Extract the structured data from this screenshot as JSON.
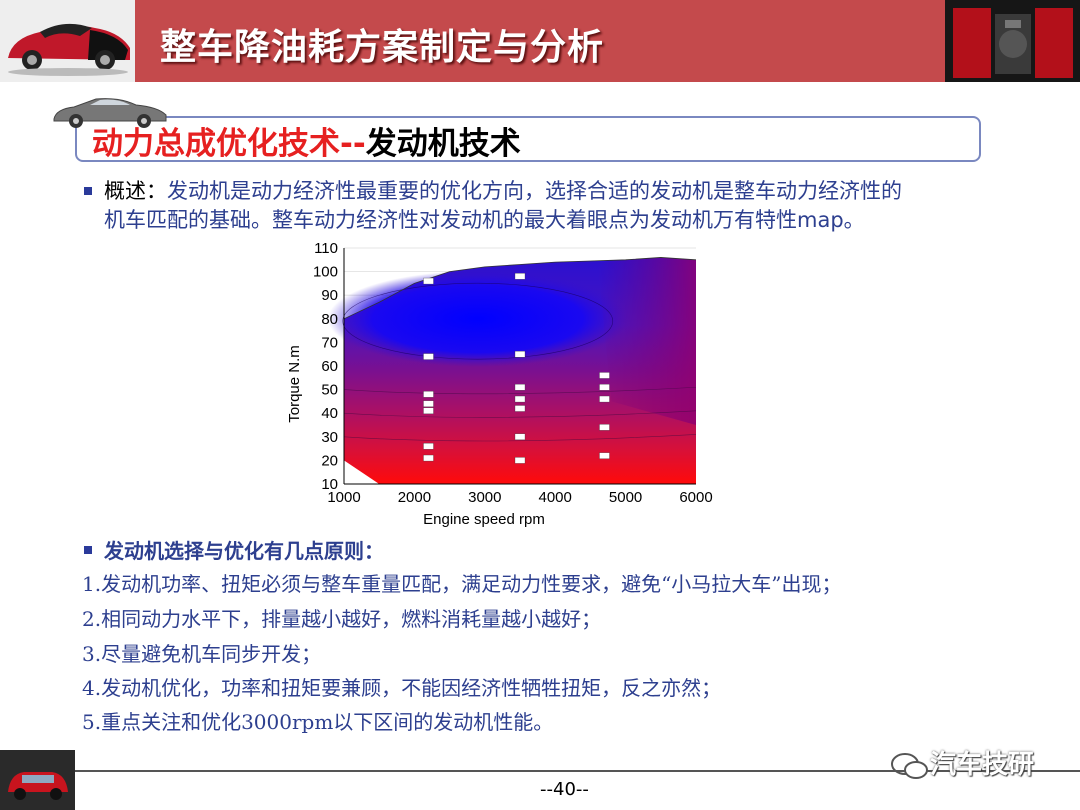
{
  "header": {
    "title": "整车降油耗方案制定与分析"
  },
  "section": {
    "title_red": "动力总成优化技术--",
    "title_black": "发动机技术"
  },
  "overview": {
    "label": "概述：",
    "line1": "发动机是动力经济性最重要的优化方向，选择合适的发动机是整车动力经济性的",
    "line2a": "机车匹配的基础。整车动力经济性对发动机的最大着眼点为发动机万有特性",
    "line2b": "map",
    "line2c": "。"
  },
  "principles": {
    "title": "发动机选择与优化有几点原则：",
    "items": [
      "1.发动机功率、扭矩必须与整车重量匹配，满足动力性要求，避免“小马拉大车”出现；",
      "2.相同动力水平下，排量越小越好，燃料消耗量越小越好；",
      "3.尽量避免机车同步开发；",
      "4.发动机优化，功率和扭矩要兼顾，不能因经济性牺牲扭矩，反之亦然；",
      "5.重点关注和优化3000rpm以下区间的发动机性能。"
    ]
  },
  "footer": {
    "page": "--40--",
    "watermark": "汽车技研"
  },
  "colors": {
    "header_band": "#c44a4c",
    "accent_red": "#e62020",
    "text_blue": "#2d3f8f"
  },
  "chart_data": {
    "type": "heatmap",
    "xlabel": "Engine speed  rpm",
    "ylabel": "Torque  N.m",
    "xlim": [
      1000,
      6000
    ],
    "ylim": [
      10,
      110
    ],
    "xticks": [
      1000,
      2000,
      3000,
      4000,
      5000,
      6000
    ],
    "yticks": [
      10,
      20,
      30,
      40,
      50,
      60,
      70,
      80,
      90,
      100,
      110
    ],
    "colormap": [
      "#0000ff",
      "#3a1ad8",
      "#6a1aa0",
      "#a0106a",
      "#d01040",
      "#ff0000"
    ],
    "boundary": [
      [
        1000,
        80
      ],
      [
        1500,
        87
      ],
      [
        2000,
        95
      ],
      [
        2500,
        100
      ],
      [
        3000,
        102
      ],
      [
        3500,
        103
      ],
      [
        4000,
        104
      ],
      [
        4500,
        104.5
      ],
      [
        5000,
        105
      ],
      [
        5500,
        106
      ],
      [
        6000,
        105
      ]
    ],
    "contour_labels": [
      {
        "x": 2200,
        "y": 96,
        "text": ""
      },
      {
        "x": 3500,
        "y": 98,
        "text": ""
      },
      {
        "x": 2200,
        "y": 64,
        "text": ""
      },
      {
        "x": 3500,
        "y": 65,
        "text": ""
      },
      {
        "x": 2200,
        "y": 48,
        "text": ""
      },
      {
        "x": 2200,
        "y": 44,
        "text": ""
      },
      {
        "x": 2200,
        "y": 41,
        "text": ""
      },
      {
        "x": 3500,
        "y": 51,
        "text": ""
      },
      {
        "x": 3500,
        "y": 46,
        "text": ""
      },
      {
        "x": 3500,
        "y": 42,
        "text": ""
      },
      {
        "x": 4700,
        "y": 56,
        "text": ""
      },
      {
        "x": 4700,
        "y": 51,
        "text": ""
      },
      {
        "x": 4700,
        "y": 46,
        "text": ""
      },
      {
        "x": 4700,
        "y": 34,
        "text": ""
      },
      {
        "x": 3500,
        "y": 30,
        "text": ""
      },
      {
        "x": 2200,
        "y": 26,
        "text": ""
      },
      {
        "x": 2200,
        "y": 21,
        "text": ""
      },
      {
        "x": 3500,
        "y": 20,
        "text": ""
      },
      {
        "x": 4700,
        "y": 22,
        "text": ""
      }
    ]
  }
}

= = = =

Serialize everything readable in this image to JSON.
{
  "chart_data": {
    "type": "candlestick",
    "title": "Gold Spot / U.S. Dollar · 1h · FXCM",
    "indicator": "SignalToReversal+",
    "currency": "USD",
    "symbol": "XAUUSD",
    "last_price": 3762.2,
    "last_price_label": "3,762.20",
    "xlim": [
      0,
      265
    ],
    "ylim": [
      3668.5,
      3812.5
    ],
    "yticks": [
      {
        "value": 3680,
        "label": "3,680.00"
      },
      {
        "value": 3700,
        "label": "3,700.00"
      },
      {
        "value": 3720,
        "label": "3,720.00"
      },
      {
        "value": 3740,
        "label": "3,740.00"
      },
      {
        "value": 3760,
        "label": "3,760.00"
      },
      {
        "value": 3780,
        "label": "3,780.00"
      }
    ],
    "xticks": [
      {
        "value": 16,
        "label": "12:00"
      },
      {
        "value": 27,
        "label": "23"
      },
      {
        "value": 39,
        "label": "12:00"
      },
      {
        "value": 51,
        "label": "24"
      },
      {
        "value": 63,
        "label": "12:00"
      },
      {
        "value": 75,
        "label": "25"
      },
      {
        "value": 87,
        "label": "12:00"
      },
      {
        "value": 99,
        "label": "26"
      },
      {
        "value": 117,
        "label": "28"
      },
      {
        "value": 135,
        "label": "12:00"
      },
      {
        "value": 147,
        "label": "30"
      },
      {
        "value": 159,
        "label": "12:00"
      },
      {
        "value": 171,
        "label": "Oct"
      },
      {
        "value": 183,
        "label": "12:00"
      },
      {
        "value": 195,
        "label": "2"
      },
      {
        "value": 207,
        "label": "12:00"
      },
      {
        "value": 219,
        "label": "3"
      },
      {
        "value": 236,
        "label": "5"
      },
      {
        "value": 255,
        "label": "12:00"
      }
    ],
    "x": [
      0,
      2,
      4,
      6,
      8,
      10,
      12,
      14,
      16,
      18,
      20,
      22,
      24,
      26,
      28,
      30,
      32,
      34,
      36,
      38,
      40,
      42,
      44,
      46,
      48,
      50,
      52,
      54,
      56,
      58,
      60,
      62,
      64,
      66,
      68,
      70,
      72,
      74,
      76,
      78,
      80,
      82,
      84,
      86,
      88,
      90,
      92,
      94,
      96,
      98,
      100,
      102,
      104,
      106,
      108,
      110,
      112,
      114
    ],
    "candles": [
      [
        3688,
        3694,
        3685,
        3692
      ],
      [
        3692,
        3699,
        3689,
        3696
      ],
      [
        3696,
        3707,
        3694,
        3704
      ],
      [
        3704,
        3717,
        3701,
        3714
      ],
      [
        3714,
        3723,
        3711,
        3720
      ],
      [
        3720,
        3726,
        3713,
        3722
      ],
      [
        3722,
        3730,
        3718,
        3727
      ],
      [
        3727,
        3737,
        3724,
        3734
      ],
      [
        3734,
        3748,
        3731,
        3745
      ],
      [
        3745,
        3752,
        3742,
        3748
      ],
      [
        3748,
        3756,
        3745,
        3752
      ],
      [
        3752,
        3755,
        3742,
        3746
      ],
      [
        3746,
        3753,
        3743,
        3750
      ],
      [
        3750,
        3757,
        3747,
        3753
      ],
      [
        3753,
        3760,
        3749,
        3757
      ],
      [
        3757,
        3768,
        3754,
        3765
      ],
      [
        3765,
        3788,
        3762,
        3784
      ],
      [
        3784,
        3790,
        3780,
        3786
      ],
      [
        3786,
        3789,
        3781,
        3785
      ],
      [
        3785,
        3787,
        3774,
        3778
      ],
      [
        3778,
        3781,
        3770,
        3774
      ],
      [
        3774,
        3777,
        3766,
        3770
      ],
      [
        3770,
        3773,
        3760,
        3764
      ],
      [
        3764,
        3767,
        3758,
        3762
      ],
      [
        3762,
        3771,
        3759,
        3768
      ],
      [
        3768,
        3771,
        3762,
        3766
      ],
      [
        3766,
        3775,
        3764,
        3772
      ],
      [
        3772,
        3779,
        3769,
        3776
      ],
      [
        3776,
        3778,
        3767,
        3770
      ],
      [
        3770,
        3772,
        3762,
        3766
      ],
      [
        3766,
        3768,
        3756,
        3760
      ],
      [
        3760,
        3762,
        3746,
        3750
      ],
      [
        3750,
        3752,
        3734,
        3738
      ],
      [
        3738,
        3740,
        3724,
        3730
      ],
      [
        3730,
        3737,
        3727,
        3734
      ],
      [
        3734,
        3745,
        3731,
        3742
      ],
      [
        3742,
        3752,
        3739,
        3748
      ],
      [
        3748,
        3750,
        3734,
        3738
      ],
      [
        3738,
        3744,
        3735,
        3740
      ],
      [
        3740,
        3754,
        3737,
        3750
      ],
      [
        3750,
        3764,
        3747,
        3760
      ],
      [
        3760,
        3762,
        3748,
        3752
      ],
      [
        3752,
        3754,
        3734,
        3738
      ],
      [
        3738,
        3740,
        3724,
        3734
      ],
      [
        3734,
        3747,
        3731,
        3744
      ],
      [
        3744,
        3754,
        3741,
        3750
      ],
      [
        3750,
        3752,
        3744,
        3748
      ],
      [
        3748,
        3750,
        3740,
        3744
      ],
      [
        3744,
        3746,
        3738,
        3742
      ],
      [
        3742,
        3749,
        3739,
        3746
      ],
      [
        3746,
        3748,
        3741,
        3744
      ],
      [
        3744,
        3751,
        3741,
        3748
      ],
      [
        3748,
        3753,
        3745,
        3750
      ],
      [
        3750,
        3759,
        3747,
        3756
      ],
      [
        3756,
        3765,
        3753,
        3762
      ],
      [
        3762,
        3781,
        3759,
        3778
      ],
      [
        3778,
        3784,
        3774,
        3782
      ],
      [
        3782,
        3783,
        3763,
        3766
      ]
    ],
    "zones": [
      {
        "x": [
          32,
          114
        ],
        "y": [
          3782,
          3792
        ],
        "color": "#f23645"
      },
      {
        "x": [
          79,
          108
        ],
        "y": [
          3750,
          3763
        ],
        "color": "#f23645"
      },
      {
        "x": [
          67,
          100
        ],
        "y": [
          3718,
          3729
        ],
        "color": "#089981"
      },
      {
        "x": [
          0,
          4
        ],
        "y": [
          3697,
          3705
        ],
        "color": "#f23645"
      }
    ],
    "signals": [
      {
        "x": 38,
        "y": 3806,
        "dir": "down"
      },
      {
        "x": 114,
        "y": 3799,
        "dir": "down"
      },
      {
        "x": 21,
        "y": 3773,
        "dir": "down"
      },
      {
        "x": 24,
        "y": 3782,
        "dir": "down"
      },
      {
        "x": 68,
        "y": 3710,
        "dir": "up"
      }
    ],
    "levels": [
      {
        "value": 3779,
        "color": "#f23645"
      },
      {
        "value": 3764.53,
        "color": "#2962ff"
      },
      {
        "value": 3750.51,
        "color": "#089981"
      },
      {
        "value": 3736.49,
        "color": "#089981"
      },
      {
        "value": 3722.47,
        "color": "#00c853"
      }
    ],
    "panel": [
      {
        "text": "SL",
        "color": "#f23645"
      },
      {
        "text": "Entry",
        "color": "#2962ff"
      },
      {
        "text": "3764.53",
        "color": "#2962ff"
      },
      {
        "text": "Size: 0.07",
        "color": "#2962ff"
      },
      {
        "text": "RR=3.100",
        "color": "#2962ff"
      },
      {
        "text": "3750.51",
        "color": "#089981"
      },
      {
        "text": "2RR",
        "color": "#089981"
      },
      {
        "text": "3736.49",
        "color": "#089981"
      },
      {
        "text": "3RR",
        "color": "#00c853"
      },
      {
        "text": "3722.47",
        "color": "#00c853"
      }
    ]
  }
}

= = = =

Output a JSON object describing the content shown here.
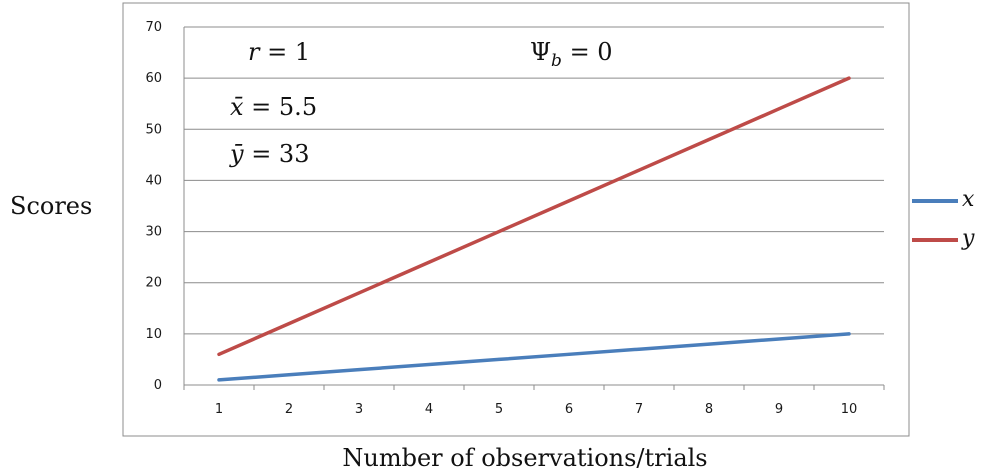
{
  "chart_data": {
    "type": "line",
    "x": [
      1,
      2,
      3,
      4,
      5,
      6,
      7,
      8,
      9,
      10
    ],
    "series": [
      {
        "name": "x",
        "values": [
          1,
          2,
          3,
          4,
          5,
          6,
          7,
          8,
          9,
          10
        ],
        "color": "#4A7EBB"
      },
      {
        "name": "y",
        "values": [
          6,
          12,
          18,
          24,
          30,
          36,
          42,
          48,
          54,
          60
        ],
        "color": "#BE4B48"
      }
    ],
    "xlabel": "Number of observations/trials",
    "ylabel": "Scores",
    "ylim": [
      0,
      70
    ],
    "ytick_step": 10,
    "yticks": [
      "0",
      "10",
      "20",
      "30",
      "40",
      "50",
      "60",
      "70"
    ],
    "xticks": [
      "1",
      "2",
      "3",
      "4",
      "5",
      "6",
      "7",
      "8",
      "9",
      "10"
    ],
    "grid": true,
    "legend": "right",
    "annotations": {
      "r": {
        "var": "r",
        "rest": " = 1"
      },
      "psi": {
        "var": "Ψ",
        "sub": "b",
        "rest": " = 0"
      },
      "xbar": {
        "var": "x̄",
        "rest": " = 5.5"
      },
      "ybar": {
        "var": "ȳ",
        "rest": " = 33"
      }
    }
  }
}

= = = =

WHAT IS ASKED
What is the number of lines holding the word "type"? State it alone.

ANSWER FOR THIS EXERCISE
3